■ WHAT IS BEING ASKED
Print the data exactly as it is given, please.

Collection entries
┌──

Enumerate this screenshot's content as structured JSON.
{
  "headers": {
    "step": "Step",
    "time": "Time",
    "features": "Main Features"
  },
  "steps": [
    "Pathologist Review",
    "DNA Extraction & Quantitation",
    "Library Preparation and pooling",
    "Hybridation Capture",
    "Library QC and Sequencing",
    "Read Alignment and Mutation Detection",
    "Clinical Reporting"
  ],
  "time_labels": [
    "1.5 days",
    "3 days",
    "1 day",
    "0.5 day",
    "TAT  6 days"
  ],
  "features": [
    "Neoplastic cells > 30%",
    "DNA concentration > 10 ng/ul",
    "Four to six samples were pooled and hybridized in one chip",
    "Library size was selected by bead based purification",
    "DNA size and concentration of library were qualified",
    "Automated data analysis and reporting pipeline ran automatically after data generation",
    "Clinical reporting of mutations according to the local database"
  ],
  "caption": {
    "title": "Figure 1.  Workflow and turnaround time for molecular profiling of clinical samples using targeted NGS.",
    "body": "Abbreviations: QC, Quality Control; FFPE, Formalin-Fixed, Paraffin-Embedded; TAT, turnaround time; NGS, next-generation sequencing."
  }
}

└──

■ TASK SOLUTION
Enumerate this screenshot's content as structured JSON.
{
  "headers": {
    "step": "Step",
    "time": "Time",
    "features": "Main Features"
  },
  "steps": [
    "Pathologist Review",
    "DNA Extraction & Quantitation",
    "Library Preparation and pooling",
    "Hybridation Capture",
    "Library QC and Sequencing",
    "Read Alignment and Mutation Detection",
    "Clinical Reporting"
  ],
  "time_labels": [
    "1.5 days",
    "3 days",
    "1 day",
    "0.5 day",
    "TAT  6 days"
  ],
  "features": [
    "Neoplastic cells > 30%",
    "DNA concentration > 10 ng/ul",
    "Four to six samples were pooled and hybridized in one chip",
    "Library size was selected by bead based purification",
    "DNA size and concentration of library were qualified",
    "Automated data analysis and reporting pipeline ran automatically after data generation",
    "Clinical reporting of mutations according to the local database"
  ],
  "caption": {
    "title": "Figure 1.  Workflow and turnaround time for molecular profiling of clinical samples using targeted NGS.",
    "body": "Abbreviations: QC, Quality Control; FFPE, Formalin-Fixed, Paraffin-Embedded; TAT, turnaround time; NGS, next-generation sequencing."
  }
}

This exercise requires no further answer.